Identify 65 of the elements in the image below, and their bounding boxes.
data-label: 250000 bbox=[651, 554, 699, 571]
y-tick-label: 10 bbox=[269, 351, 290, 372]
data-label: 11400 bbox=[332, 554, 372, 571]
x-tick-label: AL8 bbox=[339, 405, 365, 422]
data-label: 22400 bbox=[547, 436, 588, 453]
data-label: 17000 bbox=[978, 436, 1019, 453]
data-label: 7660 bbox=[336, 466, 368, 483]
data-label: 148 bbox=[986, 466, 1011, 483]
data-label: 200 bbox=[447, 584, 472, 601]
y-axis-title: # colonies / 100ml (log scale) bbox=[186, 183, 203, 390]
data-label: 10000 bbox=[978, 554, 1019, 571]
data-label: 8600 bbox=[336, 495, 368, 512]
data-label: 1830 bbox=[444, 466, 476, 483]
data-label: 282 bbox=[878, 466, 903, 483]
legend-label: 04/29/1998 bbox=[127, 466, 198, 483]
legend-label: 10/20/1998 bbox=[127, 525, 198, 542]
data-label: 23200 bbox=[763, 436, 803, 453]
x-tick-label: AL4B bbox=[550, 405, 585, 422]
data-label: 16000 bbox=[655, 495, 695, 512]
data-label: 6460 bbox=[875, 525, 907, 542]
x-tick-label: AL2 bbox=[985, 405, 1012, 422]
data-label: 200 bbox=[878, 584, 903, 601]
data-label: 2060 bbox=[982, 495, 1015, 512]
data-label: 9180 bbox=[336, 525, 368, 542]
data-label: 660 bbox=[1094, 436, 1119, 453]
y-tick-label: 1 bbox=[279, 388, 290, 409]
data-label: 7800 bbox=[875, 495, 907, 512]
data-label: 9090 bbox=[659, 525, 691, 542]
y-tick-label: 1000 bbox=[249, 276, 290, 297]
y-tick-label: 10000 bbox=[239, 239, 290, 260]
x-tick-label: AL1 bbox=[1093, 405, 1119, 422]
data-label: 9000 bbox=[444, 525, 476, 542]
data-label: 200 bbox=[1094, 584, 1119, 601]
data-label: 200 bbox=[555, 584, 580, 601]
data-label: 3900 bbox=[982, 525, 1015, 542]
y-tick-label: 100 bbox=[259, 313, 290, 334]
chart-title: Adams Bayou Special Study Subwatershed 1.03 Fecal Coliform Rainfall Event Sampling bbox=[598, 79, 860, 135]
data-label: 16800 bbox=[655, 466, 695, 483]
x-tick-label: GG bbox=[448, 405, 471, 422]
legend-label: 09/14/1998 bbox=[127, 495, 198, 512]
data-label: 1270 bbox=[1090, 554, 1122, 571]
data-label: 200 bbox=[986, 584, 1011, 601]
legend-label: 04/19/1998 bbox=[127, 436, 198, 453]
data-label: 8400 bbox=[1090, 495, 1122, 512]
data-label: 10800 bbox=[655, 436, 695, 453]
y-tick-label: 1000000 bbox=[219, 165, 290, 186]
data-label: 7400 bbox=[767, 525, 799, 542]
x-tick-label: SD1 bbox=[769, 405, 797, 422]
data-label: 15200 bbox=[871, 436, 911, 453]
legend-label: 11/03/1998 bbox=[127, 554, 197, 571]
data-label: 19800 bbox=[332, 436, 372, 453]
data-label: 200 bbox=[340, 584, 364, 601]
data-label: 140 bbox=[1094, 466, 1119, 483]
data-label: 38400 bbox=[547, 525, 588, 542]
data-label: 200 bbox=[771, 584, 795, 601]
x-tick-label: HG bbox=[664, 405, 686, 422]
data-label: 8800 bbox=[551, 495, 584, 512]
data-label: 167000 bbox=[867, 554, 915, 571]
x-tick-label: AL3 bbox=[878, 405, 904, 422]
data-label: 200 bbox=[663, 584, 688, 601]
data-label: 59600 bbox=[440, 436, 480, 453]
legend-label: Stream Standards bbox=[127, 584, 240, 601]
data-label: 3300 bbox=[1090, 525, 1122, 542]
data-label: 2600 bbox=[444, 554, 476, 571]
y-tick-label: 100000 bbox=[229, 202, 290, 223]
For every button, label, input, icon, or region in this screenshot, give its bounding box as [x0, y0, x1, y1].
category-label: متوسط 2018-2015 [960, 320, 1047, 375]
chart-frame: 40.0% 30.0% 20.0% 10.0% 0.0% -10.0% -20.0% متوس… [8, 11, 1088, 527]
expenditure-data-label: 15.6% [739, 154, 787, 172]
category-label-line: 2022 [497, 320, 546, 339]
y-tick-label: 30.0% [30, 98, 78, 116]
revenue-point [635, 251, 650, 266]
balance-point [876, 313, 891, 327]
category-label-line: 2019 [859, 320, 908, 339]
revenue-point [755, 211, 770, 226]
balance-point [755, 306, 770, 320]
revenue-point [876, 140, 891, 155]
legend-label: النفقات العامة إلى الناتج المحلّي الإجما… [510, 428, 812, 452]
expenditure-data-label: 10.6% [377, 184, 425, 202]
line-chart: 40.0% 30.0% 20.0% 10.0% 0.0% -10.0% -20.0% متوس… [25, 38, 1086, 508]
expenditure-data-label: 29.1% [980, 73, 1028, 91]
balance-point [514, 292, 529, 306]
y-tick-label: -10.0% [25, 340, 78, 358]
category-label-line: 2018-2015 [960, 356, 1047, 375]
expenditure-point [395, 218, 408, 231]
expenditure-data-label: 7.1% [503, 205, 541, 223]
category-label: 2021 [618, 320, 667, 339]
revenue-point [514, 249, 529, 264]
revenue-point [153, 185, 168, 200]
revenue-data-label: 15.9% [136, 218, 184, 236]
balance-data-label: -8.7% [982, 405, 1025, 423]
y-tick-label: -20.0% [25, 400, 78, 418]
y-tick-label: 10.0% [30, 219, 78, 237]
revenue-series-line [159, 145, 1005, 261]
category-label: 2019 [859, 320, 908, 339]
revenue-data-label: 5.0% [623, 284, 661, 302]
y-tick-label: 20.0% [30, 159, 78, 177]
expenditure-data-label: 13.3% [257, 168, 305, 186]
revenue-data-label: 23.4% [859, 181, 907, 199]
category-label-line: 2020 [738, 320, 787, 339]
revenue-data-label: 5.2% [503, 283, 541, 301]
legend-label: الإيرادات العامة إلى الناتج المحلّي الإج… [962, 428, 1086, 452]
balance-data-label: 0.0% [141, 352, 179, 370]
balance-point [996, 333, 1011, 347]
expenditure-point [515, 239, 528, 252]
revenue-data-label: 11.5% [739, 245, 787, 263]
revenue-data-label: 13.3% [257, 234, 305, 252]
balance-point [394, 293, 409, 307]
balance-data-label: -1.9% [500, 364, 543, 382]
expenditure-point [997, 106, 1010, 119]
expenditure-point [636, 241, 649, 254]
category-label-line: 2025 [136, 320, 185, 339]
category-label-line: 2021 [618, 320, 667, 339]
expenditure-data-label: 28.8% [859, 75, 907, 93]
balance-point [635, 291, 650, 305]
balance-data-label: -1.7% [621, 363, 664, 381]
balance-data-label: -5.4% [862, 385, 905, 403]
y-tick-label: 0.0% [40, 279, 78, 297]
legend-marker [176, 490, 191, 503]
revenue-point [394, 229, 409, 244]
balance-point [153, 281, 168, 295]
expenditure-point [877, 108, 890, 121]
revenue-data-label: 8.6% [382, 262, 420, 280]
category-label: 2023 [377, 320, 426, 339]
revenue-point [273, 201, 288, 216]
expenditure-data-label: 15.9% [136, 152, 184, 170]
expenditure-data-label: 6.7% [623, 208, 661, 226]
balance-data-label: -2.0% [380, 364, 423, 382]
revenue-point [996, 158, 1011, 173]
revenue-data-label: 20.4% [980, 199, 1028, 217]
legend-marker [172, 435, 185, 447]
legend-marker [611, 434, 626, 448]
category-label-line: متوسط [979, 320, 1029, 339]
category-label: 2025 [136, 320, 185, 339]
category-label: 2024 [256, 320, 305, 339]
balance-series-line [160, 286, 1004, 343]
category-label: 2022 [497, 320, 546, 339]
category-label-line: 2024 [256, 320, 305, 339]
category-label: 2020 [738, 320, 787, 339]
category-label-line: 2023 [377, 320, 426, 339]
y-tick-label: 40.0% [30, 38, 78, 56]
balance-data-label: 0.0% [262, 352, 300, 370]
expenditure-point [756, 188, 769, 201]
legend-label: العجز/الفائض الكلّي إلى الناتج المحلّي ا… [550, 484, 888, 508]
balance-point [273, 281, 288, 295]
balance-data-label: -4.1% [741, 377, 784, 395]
··········
BRIEF → Could you rewrite the items from the start through the line holding "x-tick-label: AL8 bbox=[339, 405, 365, 422]", inclusive, with "data-label" replaced by "value-label" and everything else unchanged?

WORKED ANSWER →
Identify 65 of the elements in the image below, and their bounding boxes.
value-label: 250000 bbox=[651, 554, 699, 571]
y-tick-label: 10 bbox=[269, 351, 290, 372]
value-label: 11400 bbox=[332, 554, 372, 571]
x-tick-label: AL8 bbox=[339, 405, 365, 422]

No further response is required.